Task requirements: Retype each record below word for word. Leave the pictures out.

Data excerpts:

#####

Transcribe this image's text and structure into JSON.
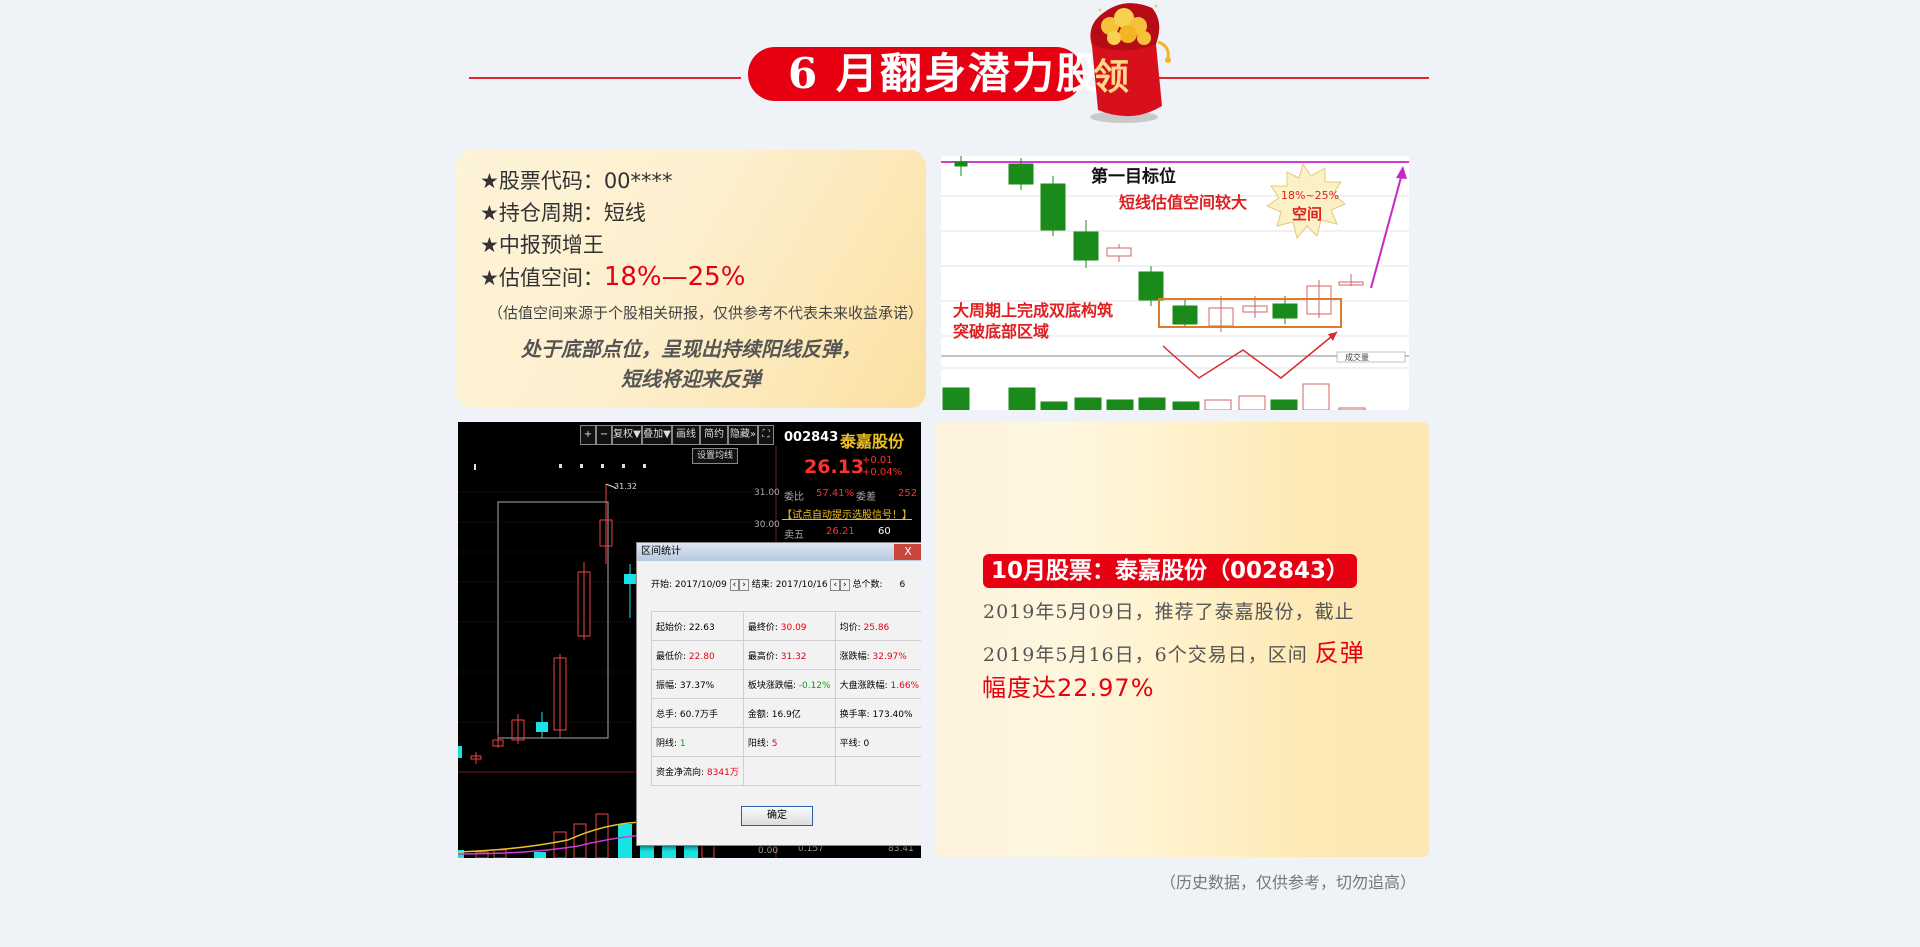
{
  "header": {
    "title": "6 月翻身潜力股",
    "bag_label": "领",
    "colors": {
      "accent": "#e60012",
      "line": "#e2242f"
    }
  },
  "card1": {
    "code": "★股票代码：00****",
    "period": "★持仓周期：短线",
    "tag": "★中报预增王",
    "space_label": "★估值空间：",
    "space_value": "18%—25%",
    "note": "（估值空间来源于个股相关研报，仅供参考不代表未来收益承诺）",
    "quote_line1": "处于底部点位，呈现出持续阳线反弹，",
    "quote_line2": "短线将迎来反弹"
  },
  "chart1": {
    "target": "第一目标位",
    "valuation": "短线估值空间较大",
    "burst_pct": "18%~25%",
    "burst_label": "空间",
    "pattern_line1": "大周期上完成双底构筑",
    "pattern_line2": "突破底部区域",
    "legend_box": "成交量"
  },
  "chart2": {
    "toolbar": [
      "+",
      "−",
      "复权▼",
      "叠加▼",
      "画线",
      "简约",
      "隐藏»",
      "⛶"
    ],
    "settings_btn": "设置均线",
    "stock_code": "002843",
    "stock_name": "泰嘉股份",
    "price": "26.13",
    "change": "+0.01",
    "change_pct": "+0.04%",
    "y_labels": [
      "31.00",
      "30.00"
    ],
    "peak_label": "31.32",
    "ratio_label": "委比",
    "ratio_value": "57.41%",
    "diff_label": "委差",
    "diff_value": "252",
    "alert_link": "【试点自动提示选股信号！】",
    "sell5_label": "卖五",
    "sell5_price": "26.21",
    "sell5_vol": "60",
    "bottom_vals": [
      "0.00",
      "0.157",
      "83.41"
    ],
    "dialog": {
      "title": "区间统计",
      "close": "X",
      "start_label": "开始:",
      "start_value": "2017/10/09",
      "end_label": "结束:",
      "end_value": "2017/10/16",
      "count_label": "总个数:",
      "count_value": "6",
      "rows": [
        [
          [
            "起始价:",
            "22.63"
          ],
          [
            "最终价:",
            "30.09"
          ],
          [
            "均价:",
            "25.86"
          ]
        ],
        [
          [
            "最低价:",
            "22.80"
          ],
          [
            "最高价:",
            "31.32"
          ],
          [
            "涨跌幅:",
            "32.97%"
          ]
        ],
        [
          [
            "振幅:",
            "37.37%"
          ],
          [
            "板块涨跌幅:",
            "-0.12%"
          ],
          [
            "大盘涨跌幅:",
            "1.66%"
          ]
        ],
        [
          [
            "总手:",
            "60.7万手"
          ],
          [
            "金额:",
            "16.9亿"
          ],
          [
            "换手率:",
            "173.40%"
          ]
        ],
        [
          [
            "阴线:",
            "1"
          ],
          [
            "阳线:",
            "5"
          ],
          [
            "平线:",
            "0"
          ]
        ],
        [
          [
            "资金净流向:",
            "8341万"
          ],
          [
            "",
            ""
          ],
          [
            "",
            ""
          ]
        ]
      ],
      "ok": "确定"
    }
  },
  "card2": {
    "badge": "10月股票：泰嘉股份（002843）",
    "line1": "2019年5月09日，推荐了泰嘉股份，截止",
    "line2a": "2019年5月16日，6个交易日，区间",
    "line2b": "反弹",
    "line3": "幅度达22.97%"
  },
  "footnote": "（历史数据，仅供参考，切勿追高）"
}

#####

Output for this exercise:
Transcribe this image's text and structure into JSON.
{
  "header": {
    "title": "6 月翻身潜力股",
    "bag_label": "领",
    "colors": {
      "accent": "#e60012",
      "line": "#e2242f"
    }
  },
  "card1": {
    "code": "★股票代码：00****",
    "period": "★持仓周期：短线",
    "tag": "★中报预增王",
    "space_label": "★估值空间：",
    "space_value": "18%—25%",
    "note": "（估值空间来源于个股相关研报，仅供参考不代表未来收益承诺）",
    "quote_line1": "处于底部点位，呈现出持续阳线反弹，",
    "quote_line2": "短线将迎来反弹"
  },
  "chart1": {
    "target": "第一目标位",
    "valuation": "短线估值空间较大",
    "burst_pct": "18%~25%",
    "burst_label": "空间",
    "pattern_line1": "大周期上完成双底构筑",
    "pattern_line2": "突破底部区域",
    "legend_box": "成交量"
  },
  "chart2": {
    "toolbar": [
      "+",
      "−",
      "复权▼",
      "叠加▼",
      "画线",
      "简约",
      "隐藏»",
      "⛶"
    ],
    "settings_btn": "设置均线",
    "stock_code": "002843",
    "stock_name": "泰嘉股份",
    "price": "26.13",
    "change": "+0.01",
    "change_pct": "+0.04%",
    "y_labels": [
      "31.00",
      "30.00"
    ],
    "peak_label": "31.32",
    "ratio_label": "委比",
    "ratio_value": "57.41%",
    "diff_label": "委差",
    "diff_value": "252",
    "alert_link": "【试点自动提示选股信号！】",
    "sell5_label": "卖五",
    "sell5_price": "26.21",
    "sell5_vol": "60",
    "bottom_vals": [
      "0.00",
      "0.157",
      "83.41"
    ],
    "dialog": {
      "title": "区间统计",
      "close": "X",
      "start_label": "开始:",
      "start_value": "2017/10/09",
      "end_label": "结束:",
      "end_value": "2017/10/16",
      "count_label": "总个数:",
      "count_value": "6",
      "rows": [
        [
          [
            "起始价:",
            "22.63"
          ],
          [
            "最终价:",
            "30.09"
          ],
          [
            "均价:",
            "25.86"
          ]
        ],
        [
          [
            "最低价:",
            "22.80"
          ],
          [
            "最高价:",
            "31.32"
          ],
          [
            "涨跌幅:",
            "32.97%"
          ]
        ],
        [
          [
            "振幅:",
            "37.37%"
          ],
          [
            "板块涨跌幅:",
            "-0.12%"
          ],
          [
            "大盘涨跌幅:",
            "1.66%"
          ]
        ],
        [
          [
            "总手:",
            "60.7万手"
          ],
          [
            "金额:",
            "16.9亿"
          ],
          [
            "换手率:",
            "173.40%"
          ]
        ],
        [
          [
            "阴线:",
            "1"
          ],
          [
            "阳线:",
            "5"
          ],
          [
            "平线:",
            "0"
          ]
        ],
        [
          [
            "资金净流向:",
            "8341万"
          ],
          [
            "",
            ""
          ],
          [
            "",
            ""
          ]
        ]
      ],
      "ok": "确定"
    }
  },
  "card2": {
    "badge": "10月股票：泰嘉股份（002843）",
    "line1": "2019年5月09日，推荐了泰嘉股份，截止",
    "line2a": "2019年5月16日，6个交易日，区间",
    "line2b": "反弹",
    "line3": "幅度达22.97%"
  },
  "footnote": "（历史数据，仅供参考，切勿追高）"
}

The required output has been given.